START

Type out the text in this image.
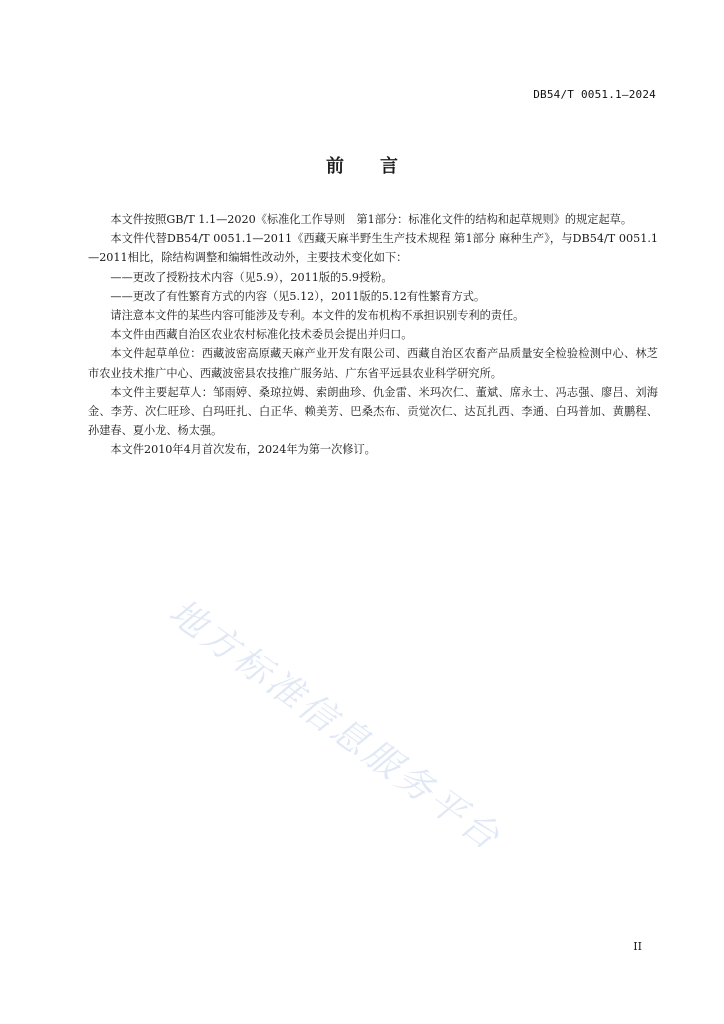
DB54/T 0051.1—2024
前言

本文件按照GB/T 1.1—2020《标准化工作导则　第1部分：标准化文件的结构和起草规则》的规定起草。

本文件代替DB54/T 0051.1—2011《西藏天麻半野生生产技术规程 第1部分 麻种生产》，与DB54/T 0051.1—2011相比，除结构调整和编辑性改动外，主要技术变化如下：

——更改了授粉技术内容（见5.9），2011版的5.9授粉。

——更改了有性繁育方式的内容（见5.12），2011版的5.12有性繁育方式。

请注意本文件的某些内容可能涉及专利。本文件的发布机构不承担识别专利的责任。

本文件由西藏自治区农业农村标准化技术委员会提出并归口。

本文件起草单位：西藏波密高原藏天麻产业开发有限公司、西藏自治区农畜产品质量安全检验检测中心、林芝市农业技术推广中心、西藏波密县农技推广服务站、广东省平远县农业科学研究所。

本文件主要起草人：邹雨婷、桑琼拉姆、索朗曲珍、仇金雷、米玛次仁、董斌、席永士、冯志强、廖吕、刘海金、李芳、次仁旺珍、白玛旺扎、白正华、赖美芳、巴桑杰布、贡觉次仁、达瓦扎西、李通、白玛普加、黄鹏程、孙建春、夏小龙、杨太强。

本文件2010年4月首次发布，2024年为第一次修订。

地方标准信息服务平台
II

END

» **Exercise goal**
Extract the full listing exactly, with the pictures left out.

» **Solved exercise**
Type out the text in this image.
DB54/T 0051.1—2024
前言

本文件按照GB/T 1.1—2020《标准化工作导则　第1部分：标准化文件的结构和起草规则》的规定起草。

本文件代替DB54/T 0051.1—2011《西藏天麻半野生生产技术规程 第1部分 麻种生产》，与DB54/T 0051.1—2011相比，除结构调整和编辑性改动外，主要技术变化如下：

——更改了授粉技术内容（见5.9），2011版的5.9授粉。

——更改了有性繁育方式的内容（见5.12），2011版的5.12有性繁育方式。

请注意本文件的某些内容可能涉及专利。本文件的发布机构不承担识别专利的责任。

本文件由西藏自治区农业农村标准化技术委员会提出并归口。

本文件起草单位：西藏波密高原藏天麻产业开发有限公司、西藏自治区农畜产品质量安全检验检测中心、林芝市农业技术推广中心、西藏波密县农技推广服务站、广东省平远县农业科学研究所。

本文件主要起草人：邹雨婷、桑琼拉姆、索朗曲珍、仇金雷、米玛次仁、董斌、席永士、冯志强、廖吕、刘海金、李芳、次仁旺珍、白玛旺扎、白正华、赖美芳、巴桑杰布、贡觉次仁、达瓦扎西、李通、白玛普加、黄鹏程、孙建春、夏小龙、杨太强。

本文件2010年4月首次发布，2024年为第一次修订。

地方标准信息服务平台
II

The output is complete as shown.